(begin)

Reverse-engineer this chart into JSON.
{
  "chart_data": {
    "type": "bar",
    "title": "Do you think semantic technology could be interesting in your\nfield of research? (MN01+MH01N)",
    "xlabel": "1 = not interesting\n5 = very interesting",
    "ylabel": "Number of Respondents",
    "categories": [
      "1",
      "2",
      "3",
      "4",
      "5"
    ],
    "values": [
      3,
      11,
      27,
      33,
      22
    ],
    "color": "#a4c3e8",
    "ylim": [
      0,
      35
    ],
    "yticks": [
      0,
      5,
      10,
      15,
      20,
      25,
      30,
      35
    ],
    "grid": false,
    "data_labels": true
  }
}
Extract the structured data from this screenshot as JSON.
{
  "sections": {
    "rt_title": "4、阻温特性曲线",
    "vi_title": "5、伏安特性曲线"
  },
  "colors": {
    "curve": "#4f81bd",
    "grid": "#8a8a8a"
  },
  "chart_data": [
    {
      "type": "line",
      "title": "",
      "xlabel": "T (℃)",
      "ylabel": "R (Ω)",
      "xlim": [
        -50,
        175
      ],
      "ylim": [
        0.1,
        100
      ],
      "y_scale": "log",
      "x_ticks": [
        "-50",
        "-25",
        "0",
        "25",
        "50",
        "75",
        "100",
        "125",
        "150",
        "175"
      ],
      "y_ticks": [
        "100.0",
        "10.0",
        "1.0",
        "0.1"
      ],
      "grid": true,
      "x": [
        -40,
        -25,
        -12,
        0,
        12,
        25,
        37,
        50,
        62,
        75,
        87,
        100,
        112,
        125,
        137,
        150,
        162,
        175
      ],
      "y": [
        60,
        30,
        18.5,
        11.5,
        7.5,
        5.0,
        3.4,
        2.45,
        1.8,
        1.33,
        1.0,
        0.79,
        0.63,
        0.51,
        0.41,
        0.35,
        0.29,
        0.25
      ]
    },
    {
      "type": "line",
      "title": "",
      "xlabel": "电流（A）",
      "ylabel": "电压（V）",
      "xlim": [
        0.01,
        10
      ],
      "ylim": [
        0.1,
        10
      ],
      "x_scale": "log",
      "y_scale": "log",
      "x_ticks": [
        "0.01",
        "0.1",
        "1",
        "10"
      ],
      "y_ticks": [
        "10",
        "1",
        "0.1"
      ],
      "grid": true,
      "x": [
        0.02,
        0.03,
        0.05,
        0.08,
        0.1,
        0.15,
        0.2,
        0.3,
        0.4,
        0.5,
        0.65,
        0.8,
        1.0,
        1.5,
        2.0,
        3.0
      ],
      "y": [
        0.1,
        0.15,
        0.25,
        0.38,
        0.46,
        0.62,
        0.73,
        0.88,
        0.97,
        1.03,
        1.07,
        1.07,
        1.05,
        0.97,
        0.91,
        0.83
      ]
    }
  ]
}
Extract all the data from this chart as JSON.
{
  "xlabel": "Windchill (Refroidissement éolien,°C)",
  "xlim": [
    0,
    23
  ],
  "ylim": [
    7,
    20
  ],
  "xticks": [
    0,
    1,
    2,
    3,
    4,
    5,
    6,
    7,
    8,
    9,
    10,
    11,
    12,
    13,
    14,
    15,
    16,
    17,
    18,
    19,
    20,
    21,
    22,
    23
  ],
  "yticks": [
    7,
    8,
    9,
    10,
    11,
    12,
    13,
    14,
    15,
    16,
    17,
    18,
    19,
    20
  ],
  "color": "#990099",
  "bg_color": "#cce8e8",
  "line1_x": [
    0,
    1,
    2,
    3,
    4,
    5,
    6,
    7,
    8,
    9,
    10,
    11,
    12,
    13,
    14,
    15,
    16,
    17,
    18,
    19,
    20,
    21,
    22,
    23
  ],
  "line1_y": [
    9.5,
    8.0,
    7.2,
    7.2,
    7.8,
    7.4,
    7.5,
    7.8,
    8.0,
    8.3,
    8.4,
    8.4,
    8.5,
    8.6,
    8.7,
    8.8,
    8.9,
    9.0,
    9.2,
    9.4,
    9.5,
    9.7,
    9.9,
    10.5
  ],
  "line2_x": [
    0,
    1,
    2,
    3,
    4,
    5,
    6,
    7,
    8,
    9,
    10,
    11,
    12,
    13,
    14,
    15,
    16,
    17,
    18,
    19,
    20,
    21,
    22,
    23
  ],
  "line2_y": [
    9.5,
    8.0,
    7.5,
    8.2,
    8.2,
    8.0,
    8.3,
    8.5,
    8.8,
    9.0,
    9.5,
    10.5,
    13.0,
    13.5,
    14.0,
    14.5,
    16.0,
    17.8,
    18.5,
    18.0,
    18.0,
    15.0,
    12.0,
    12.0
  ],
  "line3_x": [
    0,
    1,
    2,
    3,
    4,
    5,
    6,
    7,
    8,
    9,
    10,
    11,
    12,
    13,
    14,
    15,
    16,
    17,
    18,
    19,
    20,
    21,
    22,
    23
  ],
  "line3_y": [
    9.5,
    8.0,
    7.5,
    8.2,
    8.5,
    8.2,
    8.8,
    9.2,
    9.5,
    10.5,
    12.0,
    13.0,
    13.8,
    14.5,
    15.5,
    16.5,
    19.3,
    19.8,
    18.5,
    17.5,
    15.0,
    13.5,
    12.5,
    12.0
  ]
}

(end)

▶ [GIVEN PROBLEM] Copy each line above where the string "grid" occurs.

▶ [OUTPUT]
    "grid": false,
    "grid": "#8a8a8a"
      "grid": true,
      "grid": true,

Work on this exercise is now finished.